▸ WORK TO COMPLETE:
Can you copy the lines of the records verbatim, starting at the line containing "- visitors-count: 0" and ending at the line containing "- menu-content[interactable]: Content: [179, 58, 254, 87]", with both of those lines included?

▸ EXCERPTED RECORDS:
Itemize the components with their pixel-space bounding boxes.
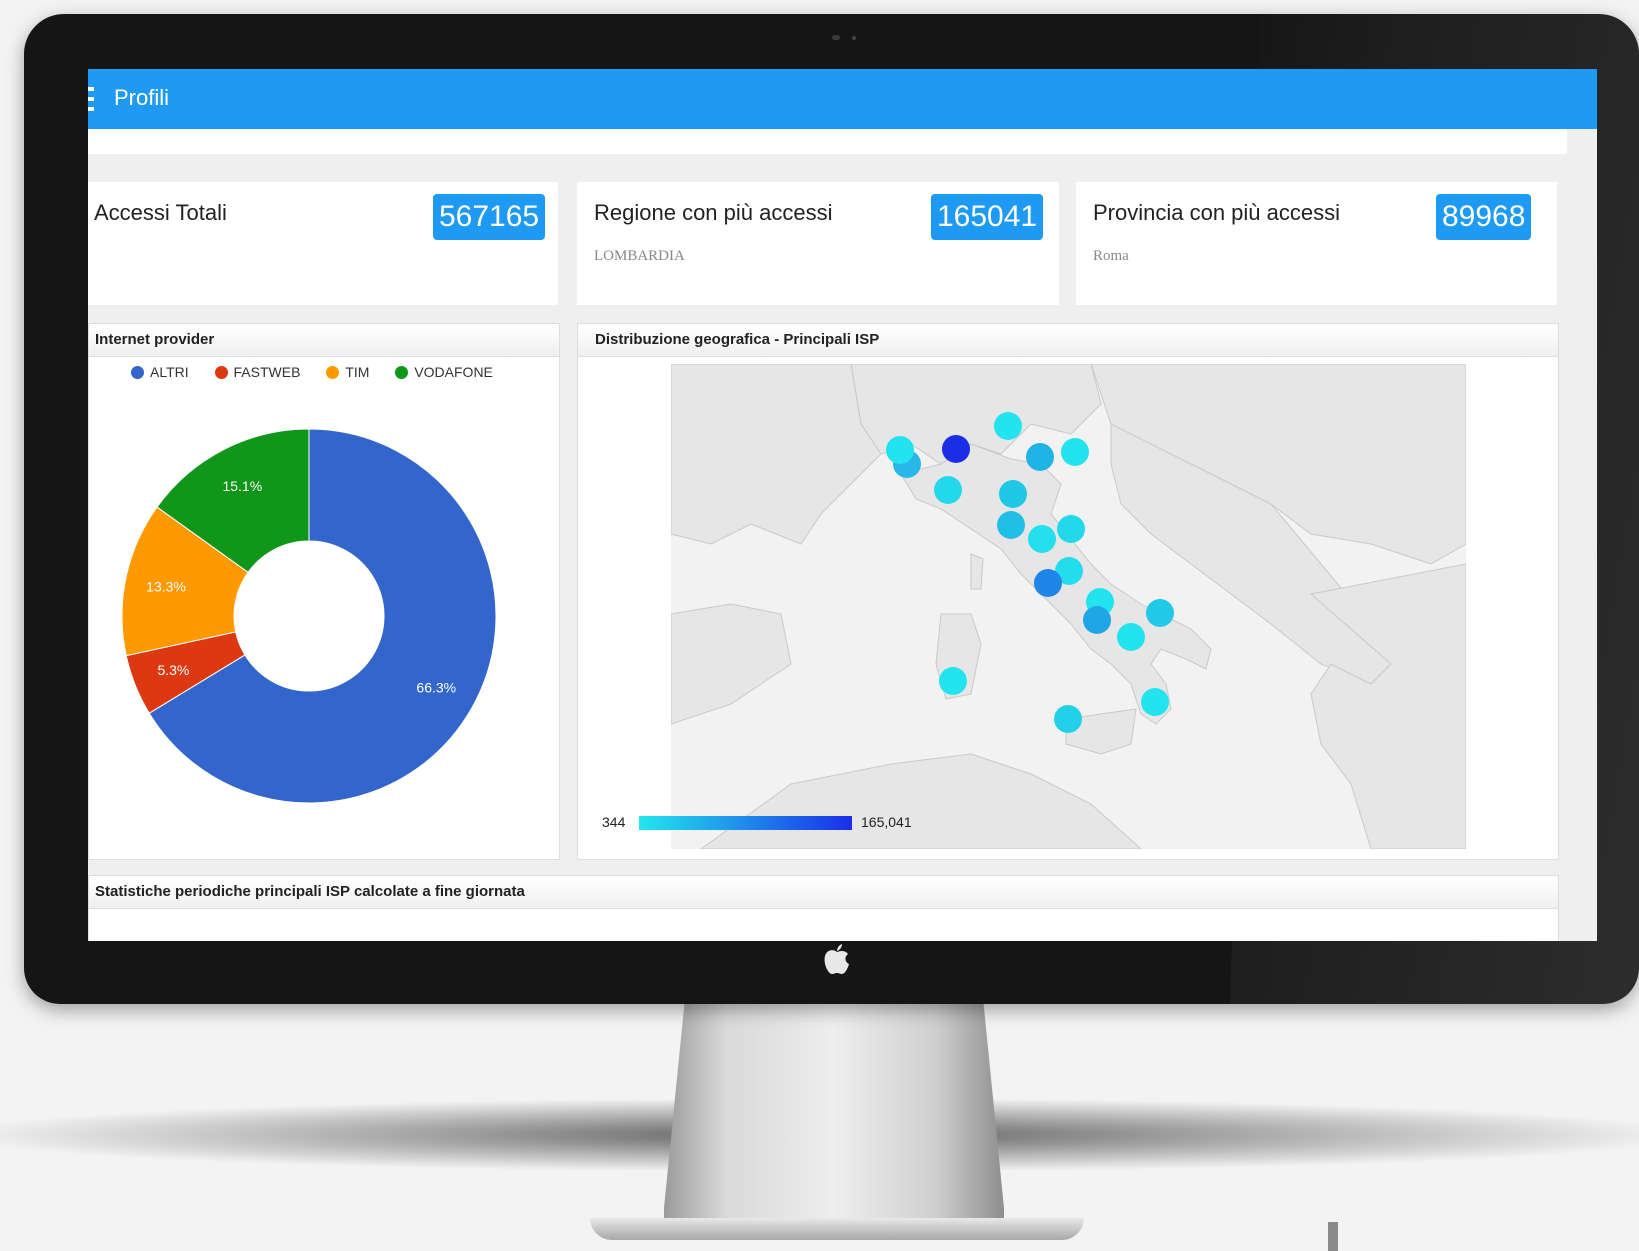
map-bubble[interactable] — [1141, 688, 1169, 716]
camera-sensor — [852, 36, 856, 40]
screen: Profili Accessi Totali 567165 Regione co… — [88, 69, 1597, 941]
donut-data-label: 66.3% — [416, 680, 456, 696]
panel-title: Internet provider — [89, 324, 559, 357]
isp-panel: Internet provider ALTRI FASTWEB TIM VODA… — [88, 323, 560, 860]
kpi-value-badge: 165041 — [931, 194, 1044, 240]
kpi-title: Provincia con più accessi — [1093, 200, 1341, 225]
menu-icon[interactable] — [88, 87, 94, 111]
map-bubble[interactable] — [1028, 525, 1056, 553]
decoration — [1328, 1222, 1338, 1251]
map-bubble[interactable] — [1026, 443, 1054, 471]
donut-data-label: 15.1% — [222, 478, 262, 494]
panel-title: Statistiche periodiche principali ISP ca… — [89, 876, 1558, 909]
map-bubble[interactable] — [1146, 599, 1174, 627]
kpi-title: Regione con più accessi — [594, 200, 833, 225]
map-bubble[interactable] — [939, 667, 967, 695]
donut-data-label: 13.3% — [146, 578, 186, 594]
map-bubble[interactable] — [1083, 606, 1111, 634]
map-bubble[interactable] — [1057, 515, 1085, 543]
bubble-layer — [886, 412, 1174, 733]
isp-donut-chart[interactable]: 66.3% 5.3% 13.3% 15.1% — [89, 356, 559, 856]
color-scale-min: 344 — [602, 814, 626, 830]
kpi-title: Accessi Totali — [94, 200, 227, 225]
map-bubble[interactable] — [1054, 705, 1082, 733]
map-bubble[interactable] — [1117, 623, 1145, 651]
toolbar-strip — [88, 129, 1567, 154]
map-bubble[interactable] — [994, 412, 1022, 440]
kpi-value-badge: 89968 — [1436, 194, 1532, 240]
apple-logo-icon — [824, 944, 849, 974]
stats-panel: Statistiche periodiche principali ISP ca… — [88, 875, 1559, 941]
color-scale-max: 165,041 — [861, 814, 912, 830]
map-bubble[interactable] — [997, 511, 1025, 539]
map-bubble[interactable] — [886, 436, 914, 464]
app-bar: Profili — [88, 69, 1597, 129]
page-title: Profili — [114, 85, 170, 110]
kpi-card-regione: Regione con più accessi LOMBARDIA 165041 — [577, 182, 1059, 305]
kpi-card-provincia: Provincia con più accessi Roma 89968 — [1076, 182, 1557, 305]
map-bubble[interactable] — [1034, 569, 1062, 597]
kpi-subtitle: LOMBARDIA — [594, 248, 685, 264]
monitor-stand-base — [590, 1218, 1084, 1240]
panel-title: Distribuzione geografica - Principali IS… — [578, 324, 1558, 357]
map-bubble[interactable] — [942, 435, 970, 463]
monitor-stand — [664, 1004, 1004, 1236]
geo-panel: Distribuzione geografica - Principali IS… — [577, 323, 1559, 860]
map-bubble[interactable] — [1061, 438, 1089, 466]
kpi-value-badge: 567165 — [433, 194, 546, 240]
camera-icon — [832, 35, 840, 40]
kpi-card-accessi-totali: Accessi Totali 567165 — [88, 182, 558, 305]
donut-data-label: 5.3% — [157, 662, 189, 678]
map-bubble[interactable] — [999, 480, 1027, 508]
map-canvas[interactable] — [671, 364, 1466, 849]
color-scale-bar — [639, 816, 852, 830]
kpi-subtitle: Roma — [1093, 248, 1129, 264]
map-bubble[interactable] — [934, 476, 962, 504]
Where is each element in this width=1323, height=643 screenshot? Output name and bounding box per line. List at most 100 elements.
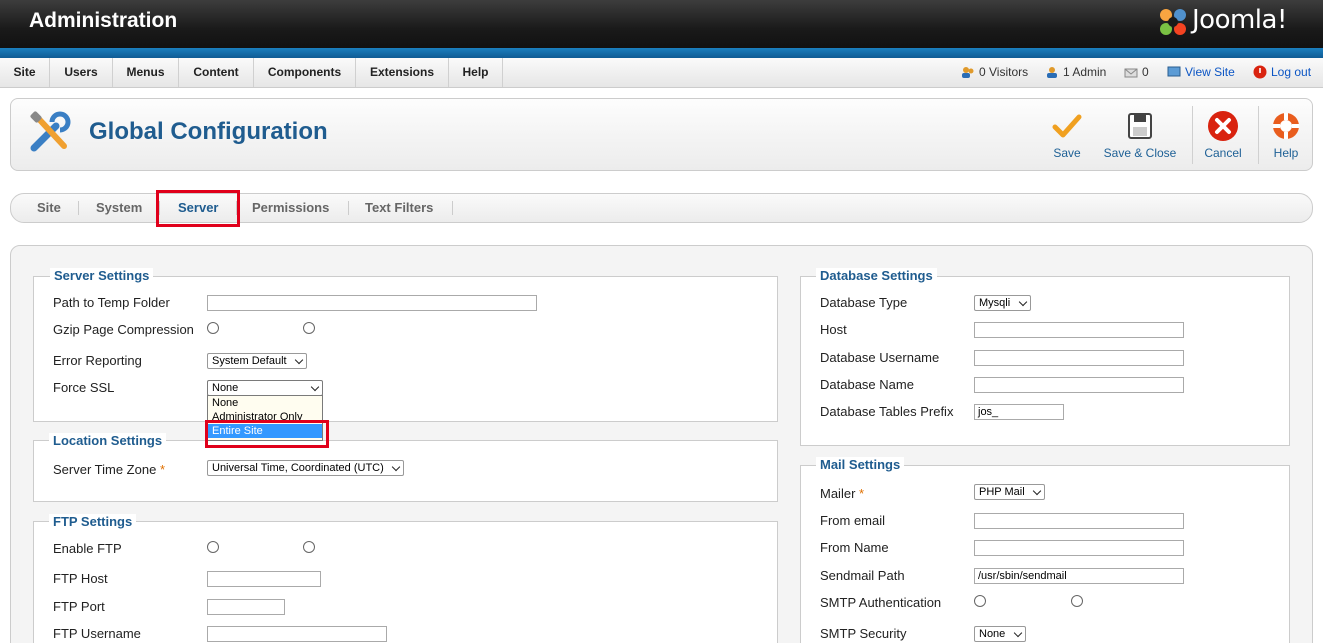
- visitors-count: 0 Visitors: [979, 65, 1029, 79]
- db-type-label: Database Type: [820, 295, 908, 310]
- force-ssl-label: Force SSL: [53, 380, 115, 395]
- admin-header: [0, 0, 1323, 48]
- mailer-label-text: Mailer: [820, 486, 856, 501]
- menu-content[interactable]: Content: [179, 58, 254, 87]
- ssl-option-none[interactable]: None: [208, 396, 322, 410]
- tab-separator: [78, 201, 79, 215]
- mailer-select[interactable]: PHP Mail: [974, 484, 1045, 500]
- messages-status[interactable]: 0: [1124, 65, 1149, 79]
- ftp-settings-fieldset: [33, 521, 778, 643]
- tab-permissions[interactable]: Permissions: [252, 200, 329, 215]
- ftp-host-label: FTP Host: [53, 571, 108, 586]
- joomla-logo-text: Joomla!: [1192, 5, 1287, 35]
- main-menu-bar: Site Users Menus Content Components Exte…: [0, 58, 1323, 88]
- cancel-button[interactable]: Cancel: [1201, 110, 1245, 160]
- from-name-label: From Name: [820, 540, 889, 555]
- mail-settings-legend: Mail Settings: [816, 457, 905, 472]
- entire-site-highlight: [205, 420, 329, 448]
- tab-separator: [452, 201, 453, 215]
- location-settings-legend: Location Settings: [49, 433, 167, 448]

▸ SOLUTION TO THIS TASK:
- visitors-count: 0 Visitors: [979, 65, 1029, 79]
- db-type-label: Database Type: [820, 295, 908, 310]
- force-ssl-label: Force SSL: [53, 380, 115, 395]
- admin-header: [0, 0, 1323, 48]
- mailer-label-text: Mailer: [820, 486, 856, 501]
- menu-content[interactable]: Content: [179, 58, 254, 87]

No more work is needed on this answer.